* [Direction]:
Reproduce the material exactly, omitting nothing.

(Records excerpted from a collection)
+--

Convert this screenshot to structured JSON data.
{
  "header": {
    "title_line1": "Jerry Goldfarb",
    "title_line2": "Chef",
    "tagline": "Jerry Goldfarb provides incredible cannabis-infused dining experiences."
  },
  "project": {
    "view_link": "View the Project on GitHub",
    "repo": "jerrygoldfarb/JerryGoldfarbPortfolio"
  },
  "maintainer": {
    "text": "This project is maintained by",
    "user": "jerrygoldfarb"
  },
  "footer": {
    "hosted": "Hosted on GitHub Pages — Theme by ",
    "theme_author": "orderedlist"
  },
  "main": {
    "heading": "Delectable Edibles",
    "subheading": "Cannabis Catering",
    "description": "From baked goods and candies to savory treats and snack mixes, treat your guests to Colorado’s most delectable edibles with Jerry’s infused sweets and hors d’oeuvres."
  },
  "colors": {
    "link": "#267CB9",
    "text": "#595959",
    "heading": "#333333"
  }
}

+--

* [Result below]:
Convert this screenshot to structured JSON data.
{
  "header": {
    "title_line1": "Jerry Goldfarb",
    "title_line2": "Chef",
    "tagline": "Jerry Goldfarb provides incredible cannabis-infused dining experiences."
  },
  "project": {
    "view_link": "View the Project on GitHub",
    "repo": "jerrygoldfarb/JerryGoldfarbPortfolio"
  },
  "maintainer": {
    "text": "This project is maintained by",
    "user": "jerrygoldfarb"
  },
  "footer": {
    "hosted": "Hosted on GitHub Pages — Theme by ",
    "theme_author": "orderedlist"
  },
  "main": {
    "heading": "Delectable Edibles",
    "subheading": "Cannabis Catering",
    "description": "From baked goods and candies to savory treats and snack mixes, treat your guests to Colorado’s most delectable edibles with Jerry’s infused sweets and hors d’oeuvres."
  },
  "colors": {
    "link": "#267CB9",
    "text": "#595959",
    "heading": "#333333"
  }
}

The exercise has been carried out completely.